___ Texto fornecido

Respeitem os trabalhadores da Autoeuropa
É altura de o Governo assegurar as condições para que a Autoeuropa seja parte integrante da nova fase da estratégia produtiva da Volkswagen.
Falar da Autoeuropa é falar de homens e mulheres que ao longo da sua vida profissional têm dado um contributo inestimável para o aumento da produção nacional e para a credibilização da imagem do país.
Trabalhadores com elevados níveis de competência e sentido de responsabilidade que provam no dia-a-dia serem tão produtivos como outros, nomeadamente os alemães, apesar de receberem um salário muito inferior.
Homens e mulheres empenhados em produzir, no tempo estabelecido, o novo modelo automóvel, T-ROC, mas que, por uma questão de dignidade, exigem que as suas reivindicações sejam ouvidas e os seus direitos respeitados.
Uma heresia para os arautos do neoliberalismo que consideram normal que as empresas recorram a todos os meios para aumentar os lucros e anormal e irracional que os sindicatos intervenham e os trabalhadores se organizem, mobilizem e lutem para melhorar as suas condições de vida.
Os mesmos trabalhadores que ontem eram endeusados por dar aval a vários acordos são hoje enxovalhados por se oporem às propostas da administração da empresa e ostracizados por se indignarem contra uma administração que fala em diálogo social e recorre à imposição para tentar forçar a aplicação de medidas repudiadas pela comunidade laboral.

______

> Exercício proposto a: Copia integralmente o texto sobre os trabalhadores da Autoeuropa, sem qualquer alteração.
O texto e as entradas provêm de fontes distintas.

___ Excertos de dados

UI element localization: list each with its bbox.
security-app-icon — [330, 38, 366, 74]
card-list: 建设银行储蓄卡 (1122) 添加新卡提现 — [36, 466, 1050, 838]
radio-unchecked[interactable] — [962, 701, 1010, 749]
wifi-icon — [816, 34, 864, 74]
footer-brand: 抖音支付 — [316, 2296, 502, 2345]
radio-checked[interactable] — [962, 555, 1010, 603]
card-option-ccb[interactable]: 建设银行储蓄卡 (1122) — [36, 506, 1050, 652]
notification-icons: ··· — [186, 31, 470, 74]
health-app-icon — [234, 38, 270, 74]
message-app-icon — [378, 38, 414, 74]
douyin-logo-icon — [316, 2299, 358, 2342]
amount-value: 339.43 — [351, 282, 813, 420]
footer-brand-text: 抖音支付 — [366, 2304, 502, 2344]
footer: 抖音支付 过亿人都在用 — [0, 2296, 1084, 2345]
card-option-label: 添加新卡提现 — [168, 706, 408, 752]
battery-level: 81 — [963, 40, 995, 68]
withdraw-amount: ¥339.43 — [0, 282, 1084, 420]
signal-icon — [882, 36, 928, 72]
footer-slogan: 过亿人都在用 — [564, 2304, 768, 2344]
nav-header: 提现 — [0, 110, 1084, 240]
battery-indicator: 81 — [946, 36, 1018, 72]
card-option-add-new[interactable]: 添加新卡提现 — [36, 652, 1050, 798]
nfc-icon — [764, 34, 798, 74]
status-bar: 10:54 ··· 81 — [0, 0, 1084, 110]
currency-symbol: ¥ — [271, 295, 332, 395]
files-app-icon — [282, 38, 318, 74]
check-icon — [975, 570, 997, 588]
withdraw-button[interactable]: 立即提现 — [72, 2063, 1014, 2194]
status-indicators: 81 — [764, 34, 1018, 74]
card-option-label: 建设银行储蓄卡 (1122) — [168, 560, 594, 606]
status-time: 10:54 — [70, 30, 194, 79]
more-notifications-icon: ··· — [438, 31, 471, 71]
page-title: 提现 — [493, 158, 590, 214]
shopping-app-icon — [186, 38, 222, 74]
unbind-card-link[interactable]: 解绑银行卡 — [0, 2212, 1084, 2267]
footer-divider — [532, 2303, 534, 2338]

______

> Exercício proposto b: Reescreve as entradas desde o início até à linha com "status-time: 10:54 — [70, 30, 194, 79]", inclusive, trocando "withdraw-button" por "submit-button" e mantendo tudo o resto igual. Apresenta apenas essas linhas.

> Resposta completa a:
Respeitem os trabalhadores da Autoeuropa
É altura de o Governo assegurar as condições para que a Autoeuropa seja parte integrante da nova fase da estratégia produtiva da Volkswagen.
Falar da Autoeuropa é falar de homens e mulheres que ao longo da sua vida profissional têm dado um contributo inestimável para o aumento da produção nacional e para a credibilização da imagem do país.
Trabalhadores com elevados níveis de competência e sentido de responsabilidade que provam no dia-a-dia serem tão produtivos como outros, nomeadamente os alemães, apesar de receberem um salário muito inferior.
Homens e mulheres empenhados em produzir, no tempo estabelecido, o novo modelo automóvel, T-ROC, mas que, por uma questão de dignidade, exigem que as suas reivindicações sejam ouvidas e os seus direitos respeitados.
Uma heresia para os arautos do neoliberalismo que consideram normal que as empresas recorram a todos os meios para aumentar os lucros e anormal e irracional que os sindicatos intervenham e os trabalhadores se organizem, mobilizem e lutem para melhorar as suas condições de vida.
Os mesmos trabalhadores que ontem eram endeusados por dar aval a vários acordos são hoje enxovalhados por se oporem às propostas da administração da empresa e ostracizados por se indignarem contra uma administração que fala em diálogo social e recorre à imposição para tentar forçar a aplicação de medidas repudiadas pela comunidade laboral.

> Resposta completa b:
UI element localization: list each with its bbox.
security-app-icon — [330, 38, 366, 74]
card-list: 建设银行储蓄卡 (1122) 添加新卡提现 — [36, 466, 1050, 838]
radio-unchecked[interactable] — [962, 701, 1010, 749]
wifi-icon — [816, 34, 864, 74]
footer-brand: 抖音支付 — [316, 2296, 502, 2345]
radio-checked[interactable] — [962, 555, 1010, 603]
card-option-ccb[interactable]: 建设银行储蓄卡 (1122) — [36, 506, 1050, 652]
notification-icons: ··· — [186, 31, 470, 74]
health-app-icon — [234, 38, 270, 74]
message-app-icon — [378, 38, 414, 74]
douyin-logo-icon — [316, 2299, 358, 2342]
amount-value: 339.43 — [351, 282, 813, 420]
footer-brand-text: 抖音支付 — [366, 2304, 502, 2344]
footer: 抖音支付 过亿人都在用 — [0, 2296, 1084, 2345]
card-option-label: 添加新卡提现 — [168, 706, 408, 752]
battery-level: 81 — [963, 40, 995, 68]
withdraw-amount: ¥339.43 — [0, 282, 1084, 420]
signal-icon — [882, 36, 928, 72]
footer-slogan: 过亿人都在用 — [564, 2304, 768, 2344]
nav-header: 提现 — [0, 110, 1084, 240]
battery-indicator: 81 — [946, 36, 1018, 72]
card-option-add-new[interactable]: 添加新卡提现 — [36, 652, 1050, 798]
nfc-icon — [764, 34, 798, 74]
status-bar: 10:54 ··· 81 — [0, 0, 1084, 110]
currency-symbol: ¥ — [271, 295, 332, 395]
files-app-icon — [282, 38, 318, 74]
check-icon — [975, 570, 997, 588]
submit-button[interactable]: 立即提现 — [72, 2063, 1014, 2194]
status-indicators: 81 — [764, 34, 1018, 74]
card-option-label: 建设银行储蓄卡 (1122) — [168, 560, 594, 606]
status-time: 10:54 — [70, 30, 194, 79]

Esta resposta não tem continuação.